*What is required*: Find each line containing the string "text". Copy it.

*Supplied records*:
>>>>>

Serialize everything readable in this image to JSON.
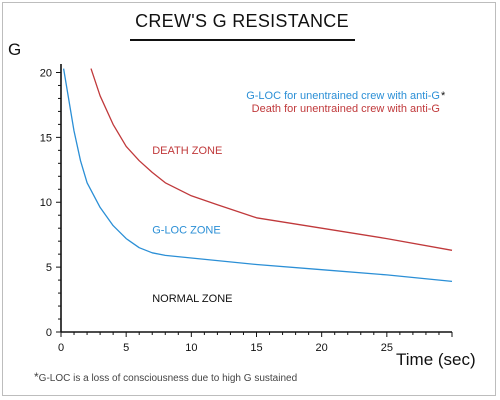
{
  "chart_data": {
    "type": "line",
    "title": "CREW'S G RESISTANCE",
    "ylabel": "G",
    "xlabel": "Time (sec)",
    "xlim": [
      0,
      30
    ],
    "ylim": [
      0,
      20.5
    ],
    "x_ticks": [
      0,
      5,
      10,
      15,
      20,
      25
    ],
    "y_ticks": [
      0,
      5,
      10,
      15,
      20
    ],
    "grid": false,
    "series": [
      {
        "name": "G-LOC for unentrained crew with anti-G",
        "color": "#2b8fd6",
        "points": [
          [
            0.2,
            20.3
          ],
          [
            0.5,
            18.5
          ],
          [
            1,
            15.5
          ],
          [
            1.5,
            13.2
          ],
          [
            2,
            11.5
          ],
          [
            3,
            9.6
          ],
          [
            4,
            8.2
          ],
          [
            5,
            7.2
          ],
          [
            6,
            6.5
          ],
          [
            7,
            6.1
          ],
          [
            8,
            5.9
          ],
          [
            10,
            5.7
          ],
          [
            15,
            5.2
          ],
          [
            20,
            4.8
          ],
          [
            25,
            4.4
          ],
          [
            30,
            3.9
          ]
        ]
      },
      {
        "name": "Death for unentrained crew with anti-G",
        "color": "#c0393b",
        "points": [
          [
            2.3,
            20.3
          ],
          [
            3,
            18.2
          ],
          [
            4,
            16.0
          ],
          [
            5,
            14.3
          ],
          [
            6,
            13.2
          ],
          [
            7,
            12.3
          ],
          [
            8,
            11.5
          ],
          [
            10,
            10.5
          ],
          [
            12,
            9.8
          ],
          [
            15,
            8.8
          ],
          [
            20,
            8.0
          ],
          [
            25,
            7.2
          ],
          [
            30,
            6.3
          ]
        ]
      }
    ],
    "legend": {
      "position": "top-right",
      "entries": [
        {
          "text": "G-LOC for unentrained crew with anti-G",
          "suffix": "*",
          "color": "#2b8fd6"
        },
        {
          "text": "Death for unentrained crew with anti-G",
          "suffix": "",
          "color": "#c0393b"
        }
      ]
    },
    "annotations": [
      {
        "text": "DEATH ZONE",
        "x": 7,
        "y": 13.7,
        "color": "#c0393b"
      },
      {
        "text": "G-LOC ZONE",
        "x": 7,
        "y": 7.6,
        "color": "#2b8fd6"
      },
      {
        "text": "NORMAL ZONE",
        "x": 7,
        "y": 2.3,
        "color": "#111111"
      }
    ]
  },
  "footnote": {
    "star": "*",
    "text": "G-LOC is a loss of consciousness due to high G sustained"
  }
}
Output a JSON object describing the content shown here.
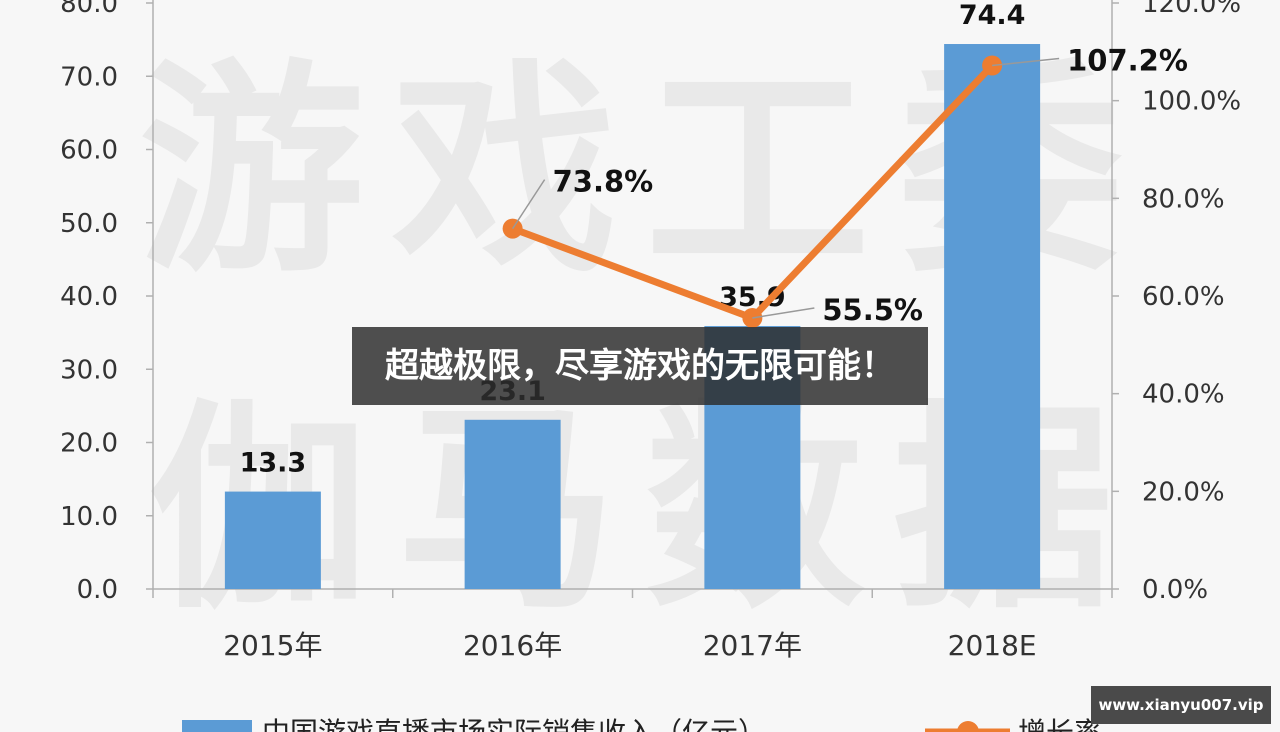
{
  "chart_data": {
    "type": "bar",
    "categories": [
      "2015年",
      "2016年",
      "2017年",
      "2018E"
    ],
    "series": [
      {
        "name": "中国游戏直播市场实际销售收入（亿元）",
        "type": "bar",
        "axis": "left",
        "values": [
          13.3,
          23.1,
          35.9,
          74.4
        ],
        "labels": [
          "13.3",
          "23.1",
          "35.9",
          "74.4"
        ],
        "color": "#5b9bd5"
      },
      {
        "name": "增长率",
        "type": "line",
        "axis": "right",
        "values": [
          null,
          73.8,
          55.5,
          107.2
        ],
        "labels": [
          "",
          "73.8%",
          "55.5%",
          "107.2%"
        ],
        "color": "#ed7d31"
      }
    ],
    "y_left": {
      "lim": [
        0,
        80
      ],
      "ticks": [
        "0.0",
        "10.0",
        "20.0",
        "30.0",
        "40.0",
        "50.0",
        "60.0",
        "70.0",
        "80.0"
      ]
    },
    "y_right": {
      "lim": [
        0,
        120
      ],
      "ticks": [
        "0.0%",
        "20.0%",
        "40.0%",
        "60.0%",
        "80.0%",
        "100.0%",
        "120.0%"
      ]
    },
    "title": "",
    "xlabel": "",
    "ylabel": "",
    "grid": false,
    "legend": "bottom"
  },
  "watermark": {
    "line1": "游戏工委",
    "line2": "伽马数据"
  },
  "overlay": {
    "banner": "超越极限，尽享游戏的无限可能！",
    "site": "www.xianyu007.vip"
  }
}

<<<<<
>>>>>

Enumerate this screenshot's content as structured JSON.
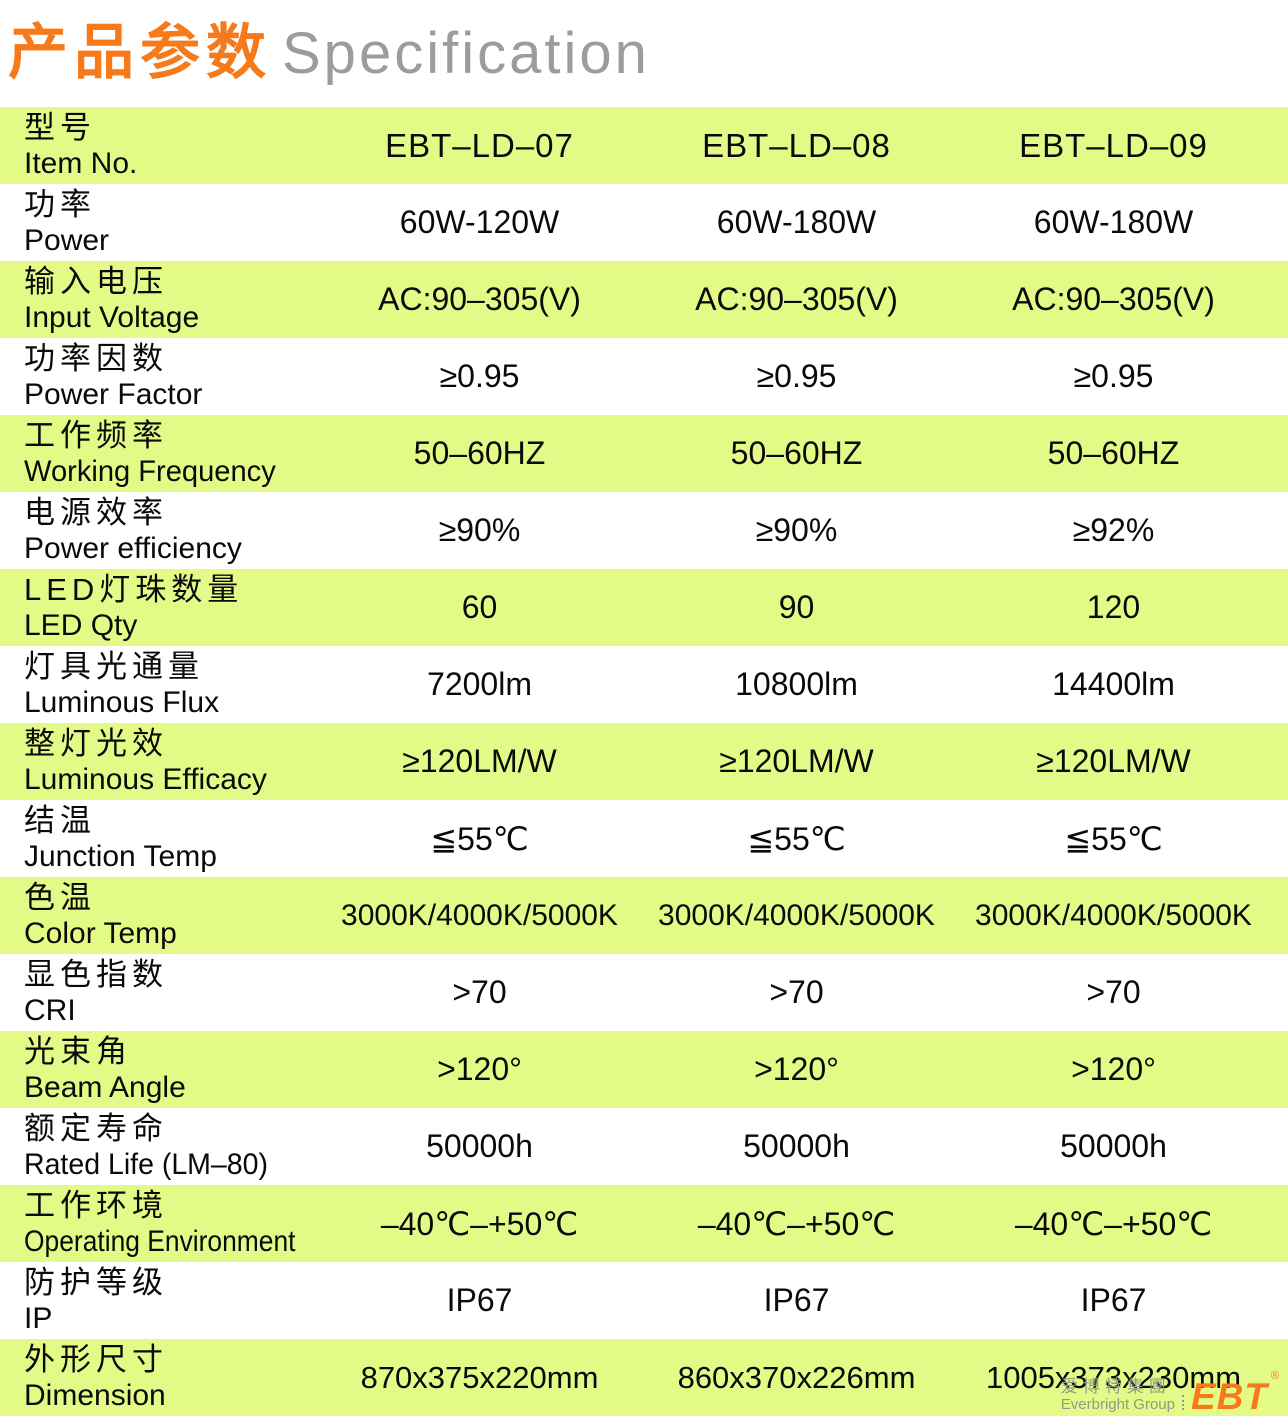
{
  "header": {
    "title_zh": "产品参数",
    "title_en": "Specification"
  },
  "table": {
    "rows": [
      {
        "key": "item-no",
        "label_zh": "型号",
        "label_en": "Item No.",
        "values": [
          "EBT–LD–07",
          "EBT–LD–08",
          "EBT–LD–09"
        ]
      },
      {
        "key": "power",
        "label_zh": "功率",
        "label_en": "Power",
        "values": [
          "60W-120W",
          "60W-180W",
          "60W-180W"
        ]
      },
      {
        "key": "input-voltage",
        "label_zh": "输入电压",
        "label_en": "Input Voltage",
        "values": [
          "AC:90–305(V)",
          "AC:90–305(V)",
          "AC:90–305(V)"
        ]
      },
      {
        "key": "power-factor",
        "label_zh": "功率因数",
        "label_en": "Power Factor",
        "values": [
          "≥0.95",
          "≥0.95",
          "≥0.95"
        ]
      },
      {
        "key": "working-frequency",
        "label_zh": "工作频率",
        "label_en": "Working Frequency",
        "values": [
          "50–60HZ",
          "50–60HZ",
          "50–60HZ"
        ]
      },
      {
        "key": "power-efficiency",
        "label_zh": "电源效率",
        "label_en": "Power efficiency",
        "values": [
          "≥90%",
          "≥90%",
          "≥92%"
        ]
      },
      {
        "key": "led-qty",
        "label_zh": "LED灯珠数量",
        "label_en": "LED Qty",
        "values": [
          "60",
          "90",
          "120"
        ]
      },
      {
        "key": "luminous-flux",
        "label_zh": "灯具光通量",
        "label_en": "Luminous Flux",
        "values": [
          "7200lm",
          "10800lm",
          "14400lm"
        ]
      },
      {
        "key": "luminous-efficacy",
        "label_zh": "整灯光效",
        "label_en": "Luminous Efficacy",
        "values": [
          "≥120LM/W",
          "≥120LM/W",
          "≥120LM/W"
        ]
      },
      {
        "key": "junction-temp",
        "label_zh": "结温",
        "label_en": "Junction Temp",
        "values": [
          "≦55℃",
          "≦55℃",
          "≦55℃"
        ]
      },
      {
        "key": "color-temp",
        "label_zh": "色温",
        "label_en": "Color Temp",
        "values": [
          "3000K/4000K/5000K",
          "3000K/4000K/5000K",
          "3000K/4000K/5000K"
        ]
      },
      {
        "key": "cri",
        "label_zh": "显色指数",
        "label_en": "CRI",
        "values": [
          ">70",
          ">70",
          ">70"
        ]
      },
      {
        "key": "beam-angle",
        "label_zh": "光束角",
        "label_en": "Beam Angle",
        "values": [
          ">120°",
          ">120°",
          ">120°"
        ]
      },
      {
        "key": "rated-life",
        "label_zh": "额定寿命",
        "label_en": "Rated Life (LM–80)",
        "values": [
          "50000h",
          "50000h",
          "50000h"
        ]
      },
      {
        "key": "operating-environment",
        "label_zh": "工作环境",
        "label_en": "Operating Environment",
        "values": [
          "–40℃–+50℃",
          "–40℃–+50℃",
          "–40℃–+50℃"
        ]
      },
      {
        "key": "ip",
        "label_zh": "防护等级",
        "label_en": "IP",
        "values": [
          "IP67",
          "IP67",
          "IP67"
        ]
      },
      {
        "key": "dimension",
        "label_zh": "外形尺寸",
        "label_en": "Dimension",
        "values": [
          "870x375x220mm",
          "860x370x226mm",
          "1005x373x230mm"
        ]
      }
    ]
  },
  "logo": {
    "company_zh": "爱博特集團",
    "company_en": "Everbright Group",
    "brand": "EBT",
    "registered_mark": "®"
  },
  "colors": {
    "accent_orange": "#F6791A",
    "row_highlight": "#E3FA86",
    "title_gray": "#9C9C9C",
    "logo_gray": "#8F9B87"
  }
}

<<<<<

*Task result*:
          "text": "G-LOC for unentrained crew with anti-G",
          "text": "Death for unentrained crew with anti-G",
        "text": "DEATH ZONE",
        "text": "G-LOC ZONE",
        "text": "NORMAL ZONE",
    "text": "G-LOC is a loss of consciousness due to high G sustained"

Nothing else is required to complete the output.